<<<<

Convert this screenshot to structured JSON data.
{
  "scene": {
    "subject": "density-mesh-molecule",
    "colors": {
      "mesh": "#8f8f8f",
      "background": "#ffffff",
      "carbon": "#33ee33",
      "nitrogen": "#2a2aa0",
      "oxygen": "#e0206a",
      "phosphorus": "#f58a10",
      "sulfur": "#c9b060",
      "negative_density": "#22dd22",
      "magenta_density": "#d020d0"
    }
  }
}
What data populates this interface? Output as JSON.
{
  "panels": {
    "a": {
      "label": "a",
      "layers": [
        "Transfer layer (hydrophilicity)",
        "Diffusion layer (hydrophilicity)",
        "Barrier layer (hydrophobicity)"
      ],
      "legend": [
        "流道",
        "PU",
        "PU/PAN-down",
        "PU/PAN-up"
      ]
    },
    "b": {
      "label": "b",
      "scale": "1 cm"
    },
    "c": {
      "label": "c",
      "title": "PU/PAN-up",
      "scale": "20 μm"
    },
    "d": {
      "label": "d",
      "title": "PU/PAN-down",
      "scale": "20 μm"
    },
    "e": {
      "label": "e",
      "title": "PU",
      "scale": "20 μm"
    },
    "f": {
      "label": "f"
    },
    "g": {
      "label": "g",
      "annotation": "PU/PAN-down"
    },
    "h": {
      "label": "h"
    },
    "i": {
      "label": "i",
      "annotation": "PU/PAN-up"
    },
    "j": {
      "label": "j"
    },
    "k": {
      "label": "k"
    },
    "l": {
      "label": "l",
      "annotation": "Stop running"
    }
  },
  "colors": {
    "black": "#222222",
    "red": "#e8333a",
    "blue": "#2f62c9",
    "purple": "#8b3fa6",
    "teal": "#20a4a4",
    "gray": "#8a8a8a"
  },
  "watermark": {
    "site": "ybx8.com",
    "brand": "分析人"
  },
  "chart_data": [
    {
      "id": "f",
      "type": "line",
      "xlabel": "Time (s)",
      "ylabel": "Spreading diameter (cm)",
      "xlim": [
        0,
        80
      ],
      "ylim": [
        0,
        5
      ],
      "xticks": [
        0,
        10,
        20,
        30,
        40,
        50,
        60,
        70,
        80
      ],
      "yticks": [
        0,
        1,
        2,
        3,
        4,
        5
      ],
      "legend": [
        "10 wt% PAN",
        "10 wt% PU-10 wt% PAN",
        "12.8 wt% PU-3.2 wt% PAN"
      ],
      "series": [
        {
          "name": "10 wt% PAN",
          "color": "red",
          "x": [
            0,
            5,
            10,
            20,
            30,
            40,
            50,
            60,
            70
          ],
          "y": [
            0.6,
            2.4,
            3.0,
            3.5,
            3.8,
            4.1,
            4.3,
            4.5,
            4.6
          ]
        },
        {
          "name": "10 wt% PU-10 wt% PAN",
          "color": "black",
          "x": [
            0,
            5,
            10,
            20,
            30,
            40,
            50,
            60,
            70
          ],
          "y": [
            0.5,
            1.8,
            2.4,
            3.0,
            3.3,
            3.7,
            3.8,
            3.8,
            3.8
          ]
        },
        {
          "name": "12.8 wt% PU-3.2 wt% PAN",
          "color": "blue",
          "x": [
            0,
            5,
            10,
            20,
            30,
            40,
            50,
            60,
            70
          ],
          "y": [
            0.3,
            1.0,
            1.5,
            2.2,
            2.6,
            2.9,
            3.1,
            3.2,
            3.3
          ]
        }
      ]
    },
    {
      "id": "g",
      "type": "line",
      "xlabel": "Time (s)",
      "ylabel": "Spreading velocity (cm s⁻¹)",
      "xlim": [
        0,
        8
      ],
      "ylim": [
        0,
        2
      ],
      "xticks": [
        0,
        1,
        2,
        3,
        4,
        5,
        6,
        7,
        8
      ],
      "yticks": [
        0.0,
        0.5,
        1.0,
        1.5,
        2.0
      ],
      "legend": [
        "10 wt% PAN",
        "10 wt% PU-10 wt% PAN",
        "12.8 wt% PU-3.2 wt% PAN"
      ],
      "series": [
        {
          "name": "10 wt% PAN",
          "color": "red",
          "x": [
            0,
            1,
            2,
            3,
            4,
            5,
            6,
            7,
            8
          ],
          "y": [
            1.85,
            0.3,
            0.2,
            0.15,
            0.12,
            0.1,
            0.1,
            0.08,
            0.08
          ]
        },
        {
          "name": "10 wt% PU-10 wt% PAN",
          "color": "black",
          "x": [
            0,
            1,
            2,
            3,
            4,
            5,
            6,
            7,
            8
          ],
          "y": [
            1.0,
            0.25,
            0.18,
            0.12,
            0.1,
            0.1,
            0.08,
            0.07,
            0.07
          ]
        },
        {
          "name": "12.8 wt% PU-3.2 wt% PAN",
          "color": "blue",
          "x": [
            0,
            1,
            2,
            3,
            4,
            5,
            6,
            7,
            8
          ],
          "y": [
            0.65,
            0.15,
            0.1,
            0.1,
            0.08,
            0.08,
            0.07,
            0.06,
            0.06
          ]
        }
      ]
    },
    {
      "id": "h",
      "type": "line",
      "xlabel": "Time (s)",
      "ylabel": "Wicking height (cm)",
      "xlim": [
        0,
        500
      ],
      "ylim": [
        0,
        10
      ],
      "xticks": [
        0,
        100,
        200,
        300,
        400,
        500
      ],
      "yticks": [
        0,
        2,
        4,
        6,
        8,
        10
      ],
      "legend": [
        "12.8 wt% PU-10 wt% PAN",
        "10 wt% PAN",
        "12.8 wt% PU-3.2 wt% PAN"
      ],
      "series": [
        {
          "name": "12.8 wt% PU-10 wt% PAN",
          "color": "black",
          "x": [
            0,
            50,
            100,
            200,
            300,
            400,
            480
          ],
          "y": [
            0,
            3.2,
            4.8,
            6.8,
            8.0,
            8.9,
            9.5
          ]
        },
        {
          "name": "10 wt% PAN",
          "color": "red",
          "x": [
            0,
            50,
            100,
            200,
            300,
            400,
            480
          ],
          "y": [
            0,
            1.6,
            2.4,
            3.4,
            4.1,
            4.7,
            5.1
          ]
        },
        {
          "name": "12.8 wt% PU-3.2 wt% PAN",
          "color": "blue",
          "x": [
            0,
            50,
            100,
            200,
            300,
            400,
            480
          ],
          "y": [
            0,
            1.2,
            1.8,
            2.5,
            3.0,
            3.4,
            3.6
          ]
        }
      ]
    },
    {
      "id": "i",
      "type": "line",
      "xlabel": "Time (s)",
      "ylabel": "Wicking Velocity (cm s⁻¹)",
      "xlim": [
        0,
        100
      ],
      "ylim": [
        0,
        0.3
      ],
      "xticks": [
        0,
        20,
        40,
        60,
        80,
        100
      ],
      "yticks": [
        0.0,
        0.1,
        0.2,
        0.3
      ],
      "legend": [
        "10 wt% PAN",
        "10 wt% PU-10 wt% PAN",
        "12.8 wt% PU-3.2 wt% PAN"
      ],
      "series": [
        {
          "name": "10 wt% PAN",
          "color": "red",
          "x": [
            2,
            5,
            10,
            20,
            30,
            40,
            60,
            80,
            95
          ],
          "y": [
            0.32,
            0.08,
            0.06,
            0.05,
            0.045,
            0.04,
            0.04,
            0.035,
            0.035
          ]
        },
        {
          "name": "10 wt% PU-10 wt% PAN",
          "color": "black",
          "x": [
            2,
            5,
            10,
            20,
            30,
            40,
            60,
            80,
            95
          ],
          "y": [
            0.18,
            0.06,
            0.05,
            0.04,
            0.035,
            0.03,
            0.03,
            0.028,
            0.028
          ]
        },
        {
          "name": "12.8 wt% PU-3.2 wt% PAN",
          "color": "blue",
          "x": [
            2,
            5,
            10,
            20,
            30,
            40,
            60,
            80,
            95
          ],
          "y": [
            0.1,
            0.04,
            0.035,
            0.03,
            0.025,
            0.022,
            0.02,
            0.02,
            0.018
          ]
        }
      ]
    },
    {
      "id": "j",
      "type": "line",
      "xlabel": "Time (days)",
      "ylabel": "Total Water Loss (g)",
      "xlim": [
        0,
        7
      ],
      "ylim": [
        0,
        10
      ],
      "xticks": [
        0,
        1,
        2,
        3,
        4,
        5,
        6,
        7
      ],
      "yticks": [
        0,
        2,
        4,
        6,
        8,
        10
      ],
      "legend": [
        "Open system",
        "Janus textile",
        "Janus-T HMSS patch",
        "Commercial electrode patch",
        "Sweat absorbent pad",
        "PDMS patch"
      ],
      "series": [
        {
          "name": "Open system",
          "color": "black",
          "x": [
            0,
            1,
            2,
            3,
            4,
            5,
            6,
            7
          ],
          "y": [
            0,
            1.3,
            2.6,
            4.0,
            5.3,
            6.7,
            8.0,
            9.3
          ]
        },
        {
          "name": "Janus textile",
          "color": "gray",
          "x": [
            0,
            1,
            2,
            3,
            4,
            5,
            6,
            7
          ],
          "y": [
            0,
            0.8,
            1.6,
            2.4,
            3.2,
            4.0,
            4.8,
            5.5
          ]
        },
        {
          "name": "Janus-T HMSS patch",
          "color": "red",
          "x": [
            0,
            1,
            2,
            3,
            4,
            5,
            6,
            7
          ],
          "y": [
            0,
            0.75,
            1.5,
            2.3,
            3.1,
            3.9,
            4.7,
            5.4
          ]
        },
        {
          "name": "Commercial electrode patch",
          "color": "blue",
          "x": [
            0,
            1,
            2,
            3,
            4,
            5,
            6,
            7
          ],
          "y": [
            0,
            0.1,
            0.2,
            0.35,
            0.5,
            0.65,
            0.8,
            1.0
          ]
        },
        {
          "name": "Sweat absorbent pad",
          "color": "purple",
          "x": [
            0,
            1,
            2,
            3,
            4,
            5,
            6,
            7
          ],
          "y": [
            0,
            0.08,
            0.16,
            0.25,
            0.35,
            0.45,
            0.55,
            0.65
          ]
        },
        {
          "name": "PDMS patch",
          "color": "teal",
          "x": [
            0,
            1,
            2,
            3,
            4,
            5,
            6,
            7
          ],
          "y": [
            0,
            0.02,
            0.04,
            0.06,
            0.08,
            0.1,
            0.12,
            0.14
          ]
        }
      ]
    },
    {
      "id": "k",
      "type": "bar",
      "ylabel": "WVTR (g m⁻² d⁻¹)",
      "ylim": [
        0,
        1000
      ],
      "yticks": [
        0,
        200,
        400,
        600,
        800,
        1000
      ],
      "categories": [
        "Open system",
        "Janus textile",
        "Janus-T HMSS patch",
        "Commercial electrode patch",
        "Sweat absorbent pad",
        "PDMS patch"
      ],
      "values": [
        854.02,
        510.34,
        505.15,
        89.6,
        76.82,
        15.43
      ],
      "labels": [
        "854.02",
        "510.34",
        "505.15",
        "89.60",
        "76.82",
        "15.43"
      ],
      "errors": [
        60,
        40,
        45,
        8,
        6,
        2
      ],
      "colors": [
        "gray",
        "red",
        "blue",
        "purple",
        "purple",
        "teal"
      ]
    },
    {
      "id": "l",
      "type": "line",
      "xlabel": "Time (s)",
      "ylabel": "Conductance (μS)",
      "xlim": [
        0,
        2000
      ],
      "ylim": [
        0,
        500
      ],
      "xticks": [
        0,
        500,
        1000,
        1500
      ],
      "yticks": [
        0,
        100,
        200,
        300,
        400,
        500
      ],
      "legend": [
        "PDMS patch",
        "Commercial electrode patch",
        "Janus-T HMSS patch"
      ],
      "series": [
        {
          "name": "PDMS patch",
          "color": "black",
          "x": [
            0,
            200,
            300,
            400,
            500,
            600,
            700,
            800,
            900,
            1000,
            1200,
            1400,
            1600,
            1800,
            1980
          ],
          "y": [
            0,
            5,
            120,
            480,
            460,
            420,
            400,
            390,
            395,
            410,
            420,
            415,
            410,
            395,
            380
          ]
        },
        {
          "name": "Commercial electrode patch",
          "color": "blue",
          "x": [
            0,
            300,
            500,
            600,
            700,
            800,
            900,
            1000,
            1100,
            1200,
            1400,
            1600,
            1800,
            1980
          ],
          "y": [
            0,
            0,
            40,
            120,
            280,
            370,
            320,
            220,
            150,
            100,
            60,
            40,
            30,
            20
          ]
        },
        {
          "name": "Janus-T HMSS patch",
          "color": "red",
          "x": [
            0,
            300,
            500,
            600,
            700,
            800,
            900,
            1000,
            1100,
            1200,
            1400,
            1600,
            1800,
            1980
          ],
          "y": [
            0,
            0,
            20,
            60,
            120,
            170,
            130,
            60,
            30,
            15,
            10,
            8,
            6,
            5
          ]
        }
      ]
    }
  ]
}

>>>>

**Task description:** Your task is to gather every line with the word "JSON" and copy it.

**Output for this exercise:**
Convert this screenshot to structured JSON data.
What data populates this interface? Output as JSON.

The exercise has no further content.